# [STATED PROBLEM]
Write out the full listing exactly as given, minus the images.

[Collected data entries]
— BEGIN —
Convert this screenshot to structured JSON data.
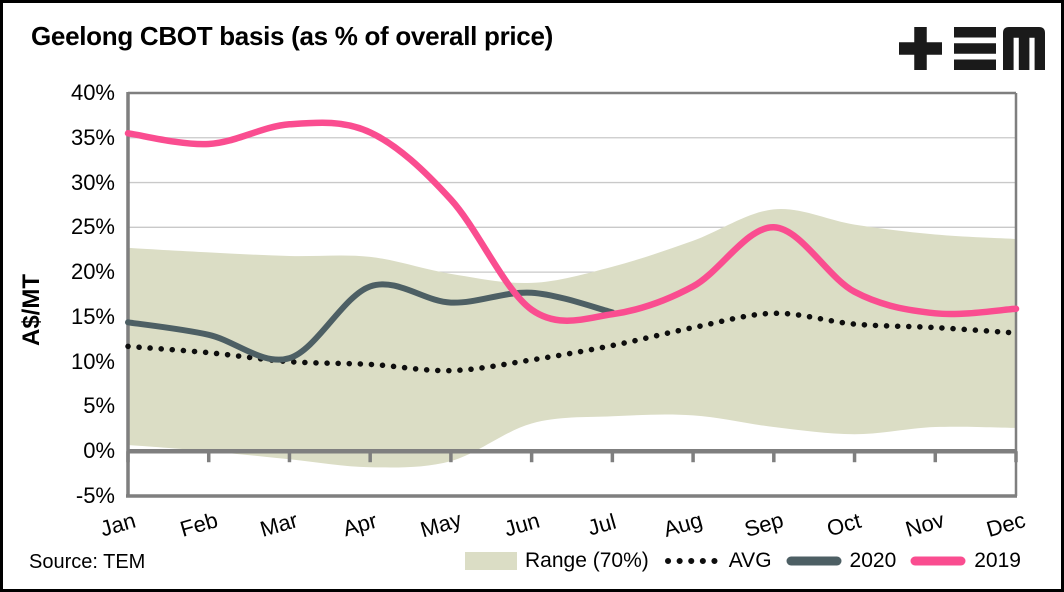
{
  "header": {
    "title": "Geelong CBOT basis (as % of overall price)",
    "logo": "TEM"
  },
  "chart_data": {
    "type": "line",
    "title": "Geelong CBOT basis (as % of overall price)",
    "xlabel": "",
    "ylabel": "A$/MT",
    "ylim": [
      -5,
      40
    ],
    "y_tick_step": 5,
    "y_ticks": [
      "40%",
      "35%",
      "30%",
      "25%",
      "20%",
      "15%",
      "10%",
      "5%",
      "0%",
      "-5%"
    ],
    "categories": [
      "Jan",
      "Feb",
      "Mar",
      "Apr",
      "May",
      "Jun",
      "Jul",
      "Aug",
      "Sep",
      "Oct",
      "Nov",
      "Dec"
    ],
    "grid": "horizontal",
    "legend_position": "bottom",
    "series": [
      {
        "name": "Range (70%)",
        "type": "band",
        "color": "#dbddc5",
        "upper": [
          22.7,
          22.2,
          21.8,
          21.7,
          19.8,
          18.8,
          20.6,
          23.5,
          27.0,
          25.3,
          24.2,
          23.7
        ],
        "lower": [
          0.7,
          0.0,
          -0.9,
          -1.8,
          -1.1,
          3.1,
          3.9,
          4.0,
          2.7,
          1.9,
          2.7,
          2.6
        ]
      },
      {
        "name": "AVG",
        "type": "dotted_line",
        "color": "#0e0e0e",
        "values": [
          11.7,
          11.0,
          10.0,
          9.7,
          9.0,
          10.2,
          11.8,
          13.8,
          15.4,
          14.2,
          13.8,
          13.2
        ]
      },
      {
        "name": "2020",
        "type": "line",
        "color": "#4d5f64",
        "values": [
          14.4,
          13.0,
          10.4,
          18.4,
          16.6,
          17.7,
          15.5,
          null,
          null,
          null,
          null,
          null
        ]
      },
      {
        "name": "2019",
        "type": "line",
        "color": "#fa4d90",
        "values": [
          35.5,
          34.3,
          36.5,
          35.6,
          28.1,
          15.8,
          15.3,
          18.4,
          25.0,
          17.8,
          15.4,
          15.9
        ]
      }
    ]
  },
  "legend": {
    "items": [
      {
        "label": "Range (70%)",
        "color": "#dbddc5",
        "style": "swatch"
      },
      {
        "label": "AVG",
        "color": "#0e0e0e",
        "style": "dots"
      },
      {
        "label": "2020",
        "color": "#4d5f64",
        "style": "line"
      },
      {
        "label": "2019",
        "color": "#fa4d90",
        "style": "line"
      }
    ]
  },
  "footer": {
    "source": "Source: TEM"
  },
  "colors": {
    "gridline": "#c9c9c9",
    "axis": "#7f7f7f",
    "background": "#ffffff",
    "text": "#000000"
  }
}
— END —
# [WRITTEN REPLY]
Convert this screenshot to structured JSON data.
{
  "header": {
    "title": "Geelong CBOT basis (as % of overall price)",
    "logo": "TEM"
  },
  "chart_data": {
    "type": "line",
    "title": "Geelong CBOT basis (as % of overall price)",
    "xlabel": "",
    "ylabel": "A$/MT",
    "ylim": [
      -5,
      40
    ],
    "y_tick_step": 5,
    "y_ticks": [
      "40%",
      "35%",
      "30%",
      "25%",
      "20%",
      "15%",
      "10%",
      "5%",
      "0%",
      "-5%"
    ],
    "categories": [
      "Jan",
      "Feb",
      "Mar",
      "Apr",
      "May",
      "Jun",
      "Jul",
      "Aug",
      "Sep",
      "Oct",
      "Nov",
      "Dec"
    ],
    "grid": "horizontal",
    "legend_position": "bottom",
    "series": [
      {
        "name": "Range (70%)",
        "type": "band",
        "color": "#dbddc5",
        "upper": [
          22.7,
          22.2,
          21.8,
          21.7,
          19.8,
          18.8,
          20.6,
          23.5,
          27.0,
          25.3,
          24.2,
          23.7
        ],
        "lower": [
          0.7,
          0.0,
          -0.9,
          -1.8,
          -1.1,
          3.1,
          3.9,
          4.0,
          2.7,
          1.9,
          2.7,
          2.6
        ]
      },
      {
        "name": "AVG",
        "type": "dotted_line",
        "color": "#0e0e0e",
        "values": [
          11.7,
          11.0,
          10.0,
          9.7,
          9.0,
          10.2,
          11.8,
          13.8,
          15.4,
          14.2,
          13.8,
          13.2
        ]
      },
      {
        "name": "2020",
        "type": "line",
        "color": "#4d5f64",
        "values": [
          14.4,
          13.0,
          10.4,
          18.4,
          16.6,
          17.7,
          15.5,
          null,
          null,
          null,
          null,
          null
        ]
      },
      {
        "name": "2019",
        "type": "line",
        "color": "#fa4d90",
        "values": [
          35.5,
          34.3,
          36.5,
          35.6,
          28.1,
          15.8,
          15.3,
          18.4,
          25.0,
          17.8,
          15.4,
          15.9
        ]
      }
    ]
  },
  "legend": {
    "items": [
      {
        "label": "Range (70%)",
        "color": "#dbddc5",
        "style": "swatch"
      },
      {
        "label": "AVG",
        "color": "#0e0e0e",
        "style": "dots"
      },
      {
        "label": "2020",
        "color": "#4d5f64",
        "style": "line"
      },
      {
        "label": "2019",
        "color": "#fa4d90",
        "style": "line"
      }
    ]
  },
  "footer": {
    "source": "Source: TEM"
  },
  "colors": {
    "gridline": "#c9c9c9",
    "axis": "#7f7f7f",
    "background": "#ffffff",
    "text": "#000000"
  }
}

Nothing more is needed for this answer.